TASK INSTRUCTIONS:
From the entries below, say how many lines carry the word "name", and give nothing but the number.

SUPPLIED ENTRIES:
· · ·
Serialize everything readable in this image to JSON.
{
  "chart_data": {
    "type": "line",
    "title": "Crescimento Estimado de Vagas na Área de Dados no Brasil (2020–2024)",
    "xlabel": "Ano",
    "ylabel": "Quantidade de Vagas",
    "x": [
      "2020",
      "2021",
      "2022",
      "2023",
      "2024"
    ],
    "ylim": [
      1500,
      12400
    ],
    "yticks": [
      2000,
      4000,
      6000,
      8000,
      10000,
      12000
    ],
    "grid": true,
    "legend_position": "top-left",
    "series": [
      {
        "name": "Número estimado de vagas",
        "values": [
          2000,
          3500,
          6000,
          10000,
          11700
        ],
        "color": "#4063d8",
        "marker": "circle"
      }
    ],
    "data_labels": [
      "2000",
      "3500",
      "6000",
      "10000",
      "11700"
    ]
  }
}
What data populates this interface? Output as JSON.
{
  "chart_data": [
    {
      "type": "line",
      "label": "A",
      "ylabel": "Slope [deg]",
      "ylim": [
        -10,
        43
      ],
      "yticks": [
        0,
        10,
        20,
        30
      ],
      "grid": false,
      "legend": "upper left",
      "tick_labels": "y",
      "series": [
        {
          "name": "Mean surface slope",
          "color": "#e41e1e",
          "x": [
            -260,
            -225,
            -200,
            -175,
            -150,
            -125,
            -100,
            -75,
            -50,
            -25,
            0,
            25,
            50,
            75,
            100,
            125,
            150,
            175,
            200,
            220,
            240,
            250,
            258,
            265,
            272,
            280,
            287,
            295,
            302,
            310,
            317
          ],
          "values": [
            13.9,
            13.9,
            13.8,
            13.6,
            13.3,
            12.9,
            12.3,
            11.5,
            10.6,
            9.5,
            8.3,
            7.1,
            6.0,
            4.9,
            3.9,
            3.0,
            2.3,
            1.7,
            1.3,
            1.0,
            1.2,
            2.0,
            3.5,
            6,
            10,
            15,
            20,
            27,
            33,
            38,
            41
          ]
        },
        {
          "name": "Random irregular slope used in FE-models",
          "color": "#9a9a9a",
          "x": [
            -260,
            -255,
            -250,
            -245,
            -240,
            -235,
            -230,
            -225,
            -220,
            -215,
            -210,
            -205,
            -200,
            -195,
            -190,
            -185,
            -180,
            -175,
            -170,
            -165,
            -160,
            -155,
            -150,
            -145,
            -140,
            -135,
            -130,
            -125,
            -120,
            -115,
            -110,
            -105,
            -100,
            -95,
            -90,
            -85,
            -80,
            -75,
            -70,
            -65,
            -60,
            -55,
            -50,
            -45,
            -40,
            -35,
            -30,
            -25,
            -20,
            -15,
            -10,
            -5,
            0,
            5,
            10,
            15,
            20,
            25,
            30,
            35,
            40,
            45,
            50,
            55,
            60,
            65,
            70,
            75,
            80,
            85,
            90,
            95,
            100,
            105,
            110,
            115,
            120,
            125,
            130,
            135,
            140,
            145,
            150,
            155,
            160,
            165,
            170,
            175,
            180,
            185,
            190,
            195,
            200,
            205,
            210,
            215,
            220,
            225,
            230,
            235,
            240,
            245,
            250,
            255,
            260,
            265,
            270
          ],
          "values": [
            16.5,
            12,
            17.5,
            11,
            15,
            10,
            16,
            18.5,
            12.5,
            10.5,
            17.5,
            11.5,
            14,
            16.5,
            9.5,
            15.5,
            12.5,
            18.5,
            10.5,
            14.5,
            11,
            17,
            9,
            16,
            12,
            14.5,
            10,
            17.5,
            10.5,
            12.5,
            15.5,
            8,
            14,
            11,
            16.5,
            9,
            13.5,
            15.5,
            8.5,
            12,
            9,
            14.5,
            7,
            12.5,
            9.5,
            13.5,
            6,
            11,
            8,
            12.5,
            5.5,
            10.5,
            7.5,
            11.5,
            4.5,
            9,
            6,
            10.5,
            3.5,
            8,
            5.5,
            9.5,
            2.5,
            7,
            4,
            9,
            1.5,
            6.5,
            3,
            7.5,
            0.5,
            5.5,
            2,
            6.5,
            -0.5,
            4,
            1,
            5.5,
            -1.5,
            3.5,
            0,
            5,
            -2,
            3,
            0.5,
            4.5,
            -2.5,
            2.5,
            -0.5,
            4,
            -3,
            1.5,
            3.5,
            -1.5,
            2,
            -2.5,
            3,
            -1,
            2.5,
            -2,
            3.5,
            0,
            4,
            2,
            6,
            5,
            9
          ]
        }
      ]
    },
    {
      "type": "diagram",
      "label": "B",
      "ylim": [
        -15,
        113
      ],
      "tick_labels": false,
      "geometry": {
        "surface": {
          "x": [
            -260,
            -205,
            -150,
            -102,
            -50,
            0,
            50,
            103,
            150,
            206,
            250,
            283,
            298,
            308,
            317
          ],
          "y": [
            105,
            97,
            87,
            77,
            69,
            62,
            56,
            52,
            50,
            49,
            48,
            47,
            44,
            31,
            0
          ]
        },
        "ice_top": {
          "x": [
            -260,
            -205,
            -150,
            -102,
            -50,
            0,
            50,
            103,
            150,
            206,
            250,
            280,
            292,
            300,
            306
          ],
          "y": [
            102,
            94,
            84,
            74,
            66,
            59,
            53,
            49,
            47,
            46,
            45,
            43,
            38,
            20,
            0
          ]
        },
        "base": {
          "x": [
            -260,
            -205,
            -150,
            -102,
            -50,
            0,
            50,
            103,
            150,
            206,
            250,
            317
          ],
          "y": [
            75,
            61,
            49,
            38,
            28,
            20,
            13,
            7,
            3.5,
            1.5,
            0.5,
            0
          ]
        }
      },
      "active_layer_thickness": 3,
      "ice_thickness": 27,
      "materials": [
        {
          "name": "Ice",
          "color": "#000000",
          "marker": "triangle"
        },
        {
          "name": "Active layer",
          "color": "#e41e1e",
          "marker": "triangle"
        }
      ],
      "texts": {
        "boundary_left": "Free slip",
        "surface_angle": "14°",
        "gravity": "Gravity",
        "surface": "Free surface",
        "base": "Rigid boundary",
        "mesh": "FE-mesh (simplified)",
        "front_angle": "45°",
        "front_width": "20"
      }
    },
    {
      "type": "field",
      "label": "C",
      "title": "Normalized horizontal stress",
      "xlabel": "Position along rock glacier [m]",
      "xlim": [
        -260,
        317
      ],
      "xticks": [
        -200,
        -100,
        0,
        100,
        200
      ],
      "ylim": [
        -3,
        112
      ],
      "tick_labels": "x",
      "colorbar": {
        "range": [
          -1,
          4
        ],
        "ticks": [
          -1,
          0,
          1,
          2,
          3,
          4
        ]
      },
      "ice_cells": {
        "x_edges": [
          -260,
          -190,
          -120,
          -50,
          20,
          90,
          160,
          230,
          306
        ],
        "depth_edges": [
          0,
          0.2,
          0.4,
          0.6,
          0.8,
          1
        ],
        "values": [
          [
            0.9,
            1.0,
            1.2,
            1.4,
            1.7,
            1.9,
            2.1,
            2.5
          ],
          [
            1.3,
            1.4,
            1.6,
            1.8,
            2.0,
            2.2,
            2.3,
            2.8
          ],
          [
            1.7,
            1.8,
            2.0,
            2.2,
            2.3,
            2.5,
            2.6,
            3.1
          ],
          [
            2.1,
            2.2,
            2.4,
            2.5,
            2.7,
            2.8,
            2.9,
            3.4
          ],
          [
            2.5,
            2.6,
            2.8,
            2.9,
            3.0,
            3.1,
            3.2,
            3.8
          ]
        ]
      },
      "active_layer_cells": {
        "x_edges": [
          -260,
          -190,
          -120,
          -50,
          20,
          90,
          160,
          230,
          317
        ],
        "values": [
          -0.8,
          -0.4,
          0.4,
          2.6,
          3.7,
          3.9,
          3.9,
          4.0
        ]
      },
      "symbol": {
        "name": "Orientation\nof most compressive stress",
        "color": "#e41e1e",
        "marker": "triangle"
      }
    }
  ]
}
· · ·
RESPONSE:
6